Recorded data |

★ ★ ★

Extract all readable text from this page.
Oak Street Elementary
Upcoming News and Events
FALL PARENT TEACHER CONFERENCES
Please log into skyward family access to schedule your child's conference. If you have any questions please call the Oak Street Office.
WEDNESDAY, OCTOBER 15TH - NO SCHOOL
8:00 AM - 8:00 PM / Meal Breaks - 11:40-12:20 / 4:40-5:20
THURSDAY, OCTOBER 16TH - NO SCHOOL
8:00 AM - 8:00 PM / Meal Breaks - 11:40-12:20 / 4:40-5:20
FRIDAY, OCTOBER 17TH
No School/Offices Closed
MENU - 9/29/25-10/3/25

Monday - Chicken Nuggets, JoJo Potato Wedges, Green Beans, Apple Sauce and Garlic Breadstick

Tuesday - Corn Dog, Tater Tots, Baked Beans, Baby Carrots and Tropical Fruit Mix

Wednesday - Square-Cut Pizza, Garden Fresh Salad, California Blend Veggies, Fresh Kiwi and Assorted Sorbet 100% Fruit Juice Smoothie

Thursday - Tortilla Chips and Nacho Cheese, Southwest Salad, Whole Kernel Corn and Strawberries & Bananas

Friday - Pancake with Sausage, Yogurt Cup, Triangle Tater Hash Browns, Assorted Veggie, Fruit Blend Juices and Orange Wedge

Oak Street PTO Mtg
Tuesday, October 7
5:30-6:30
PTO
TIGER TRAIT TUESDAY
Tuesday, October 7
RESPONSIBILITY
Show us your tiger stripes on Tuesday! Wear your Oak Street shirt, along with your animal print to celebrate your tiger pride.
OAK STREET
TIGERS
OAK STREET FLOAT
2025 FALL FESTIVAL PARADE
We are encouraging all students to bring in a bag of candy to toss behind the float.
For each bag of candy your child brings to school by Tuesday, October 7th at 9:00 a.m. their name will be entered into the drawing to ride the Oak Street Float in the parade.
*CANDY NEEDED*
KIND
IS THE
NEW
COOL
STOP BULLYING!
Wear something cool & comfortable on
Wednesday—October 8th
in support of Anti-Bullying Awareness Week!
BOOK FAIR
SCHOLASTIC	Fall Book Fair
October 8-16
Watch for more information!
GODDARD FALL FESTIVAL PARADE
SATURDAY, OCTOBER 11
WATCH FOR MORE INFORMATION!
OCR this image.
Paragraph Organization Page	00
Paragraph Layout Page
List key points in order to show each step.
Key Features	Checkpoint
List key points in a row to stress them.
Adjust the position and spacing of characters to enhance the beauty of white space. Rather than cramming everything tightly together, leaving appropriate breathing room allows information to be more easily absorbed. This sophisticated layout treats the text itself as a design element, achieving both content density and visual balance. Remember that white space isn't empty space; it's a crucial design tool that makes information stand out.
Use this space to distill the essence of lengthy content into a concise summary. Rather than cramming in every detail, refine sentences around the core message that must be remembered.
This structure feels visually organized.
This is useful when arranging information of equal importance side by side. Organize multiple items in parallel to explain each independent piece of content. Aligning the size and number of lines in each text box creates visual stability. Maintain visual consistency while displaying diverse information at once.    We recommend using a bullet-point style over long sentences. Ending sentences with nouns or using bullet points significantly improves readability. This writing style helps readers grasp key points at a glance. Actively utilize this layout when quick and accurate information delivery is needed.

★ ★ ★

Instructions to follow |
Produce an exact copy of the whole listing.

Solution to this task |
Extract all readable text from this page.
Oak Street Elementary
Upcoming News and Events
FALL PARENT TEACHER CONFERENCES
Please log into skyward family access to schedule your child's conference. If you have any questions please call the Oak Street Office.
WEDNESDAY, OCTOBER 15TH - NO SCHOOL
8:00 AM - 8:00 PM / Meal Breaks - 11:40-12:20 / 4:40-5:20
THURSDAY, OCTOBER 16TH - NO SCHOOL
8:00 AM - 8:00 PM / Meal Breaks - 11:40-12:20 / 4:40-5:20
FRIDAY, OCTOBER 17TH
No School/Offices Closed
MENU - 9/29/25-10/3/25

Monday - Chicken Nuggets, JoJo Potato Wedges, Green Beans, Apple Sauce and Garlic Breadstick

Tuesday - Corn Dog, Tater Tots, Baked Beans, Baby Carrots and Tropical Fruit Mix

Wednesday - Square-Cut Pizza, Garden Fresh Salad, California Blend Veggies, Fresh Kiwi and Assorted Sorbet 100% Fruit Juice Smoothie

Thursday - Tortilla Chips and Nacho Cheese, Southwest Salad, Whole Kernel Corn and Strawberries & Bananas

Friday - Pancake with Sausage, Yogurt Cup, Triangle Tater Hash Browns, Assorted Veggie, Fruit Blend Juices and Orange Wedge

Oak Street PTO Mtg
Tuesday, October 7
5:30-6:30
PTO
TIGER TRAIT TUESDAY
Tuesday, October 7
RESPONSIBILITY
Show us your tiger stripes on Tuesday! Wear your Oak Street shirt, along with your animal print to celebrate your tiger pride.
OAK STREET
TIGERS
OAK STREET FLOAT
2025 FALL FESTIVAL PARADE
We are encouraging all students to bring in a bag of candy to toss behind the float.
For each bag of candy your child brings to school by Tuesday, October 7th at 9:00 a.m. their name will be entered into the drawing to ride the Oak Street Float in the parade.
*CANDY NEEDED*
KIND
IS THE
NEW
COOL
STOP BULLYING!
Wear something cool & comfortable on
Wednesday—October 8th
in support of Anti-Bullying Awareness Week!
BOOK FAIR
SCHOLASTIC	Fall Book Fair
October 8-16
Watch for more information!
GODDARD FALL FESTIVAL PARADE
SATURDAY, OCTOBER 11
WATCH FOR MORE INFORMATION!
OCR this image.
Paragraph Organization Page	00
Paragraph Layout Page
List key points in order to show each step.
Key Features	Checkpoint
List key points in a row to stress them.
Adjust the position and spacing of characters to enhance the beauty of white space. Rather than cramming everything tightly together, leaving appropriate breathing room allows information to be more easily absorbed. This sophisticated layout treats the text itself as a design element, achieving both content density and visual balance. Remember that white space isn't empty space; it's a crucial design tool that makes information stand out.
Use this space to distill the essence of lengthy content into a concise summary. Rather than cramming in every detail, refine sentences around the core message that must be remembered.
This structure feels visually organized.
This is useful when arranging information of equal importance side by side. Organize multiple items in parallel to explain each independent piece of content. Aligning the size and number of lines in each text box creates visual stability. Maintain visual consistency while displaying diverse information at once.    We recommend using a bullet-point style over long sentences. Ending sentences with nouns or using bullet points significantly improves readability. This writing style helps readers grasp key points at a glance. Actively utilize this layout when quick and accurate information delivery is needed.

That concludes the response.